A run of records

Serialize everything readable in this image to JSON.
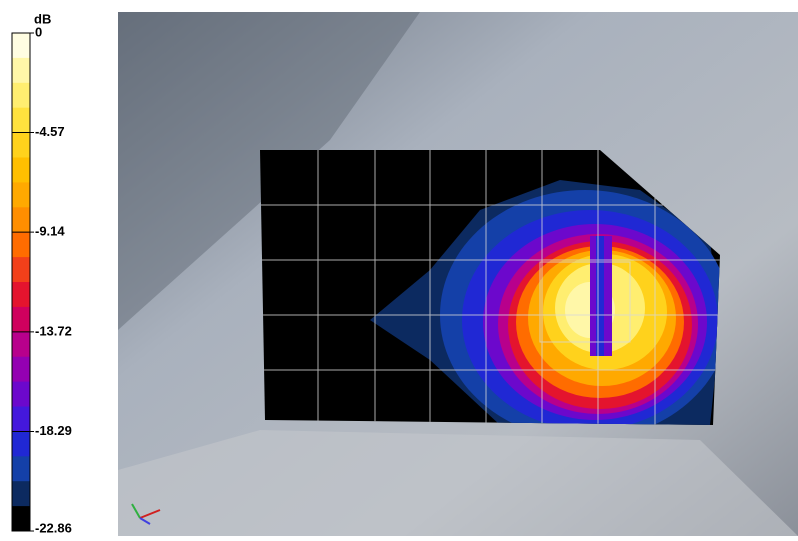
{
  "colorbar": {
    "unit": "dB",
    "ticks": [
      0,
      -4.57,
      -9.14,
      -13.72,
      -18.29,
      -22.86
    ],
    "colors": [
      "#fffde2",
      "#fff7a8",
      "#ffee70",
      "#ffe23e",
      "#ffd21c",
      "#ffbf00",
      "#ffa900",
      "#ff8e00",
      "#ff6c00",
      "#f2401a",
      "#e4142e",
      "#d0005e",
      "#b8008c",
      "#9400b2",
      "#6c08cc",
      "#4418dc",
      "#2028d4",
      "#1440a8",
      "#0c2a60",
      "#000000"
    ]
  }
}
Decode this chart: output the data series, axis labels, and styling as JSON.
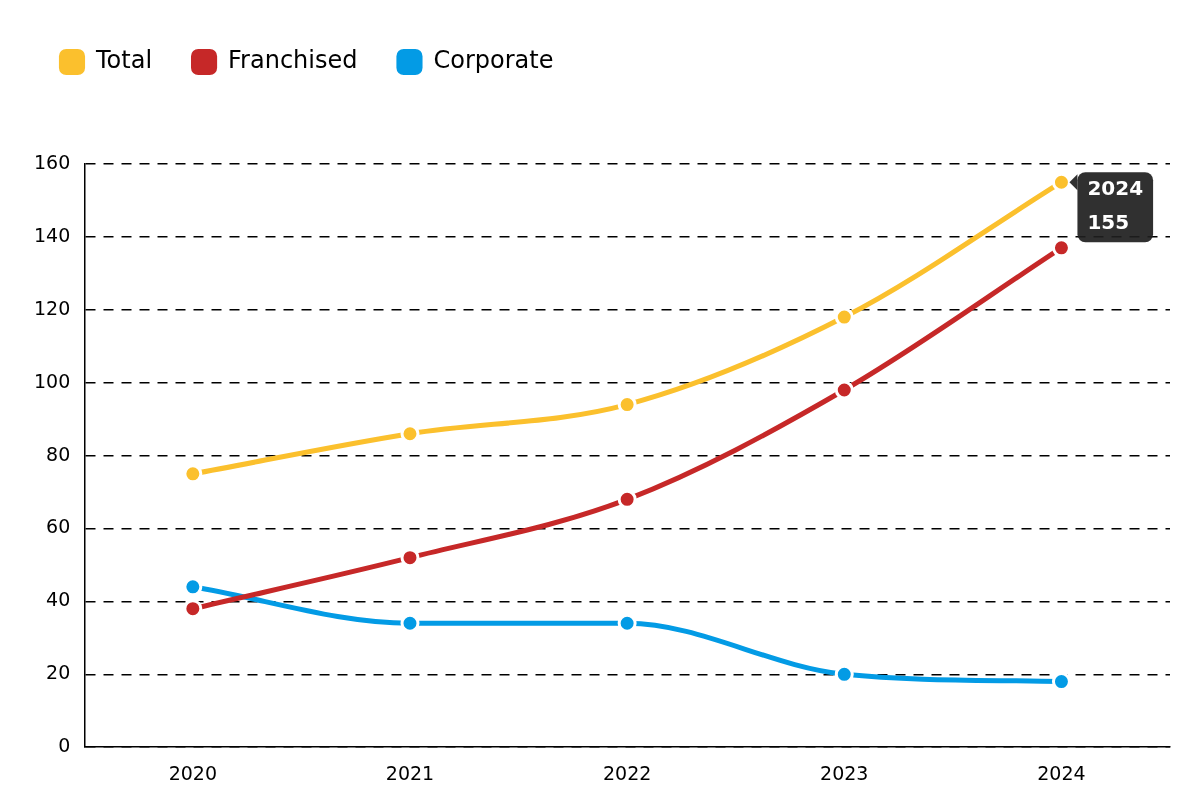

- _Task statement_
Every record must be copied exactly, with images dropped from the result.

- _Solution to this task_
Serialize everything readable in this image to JSON.
{
  "colorbar": {
    "unit": "dB",
    "ticks": [
      0,
      -4.57,
      -9.14,
      -13.72,
      -18.29,
      -22.86
    ],
    "colors": [
      "#fffde2",
      "#fff7a8",
      "#ffee70",
      "#ffe23e",
      "#ffd21c",
      "#ffbf00",
      "#ffa900",
      "#ff8e00",
      "#ff6c00",
      "#f2401a",
      "#e4142e",
      "#d0005e",
      "#b8008c",
      "#9400b2",
      "#6c08cc",
      "#4418dc",
      "#2028d4",
      "#1440a8",
      "#0c2a60",
      "#000000"
    ]
  }
}
Decode this chart: output the data series, axis labels, and styling as JSON.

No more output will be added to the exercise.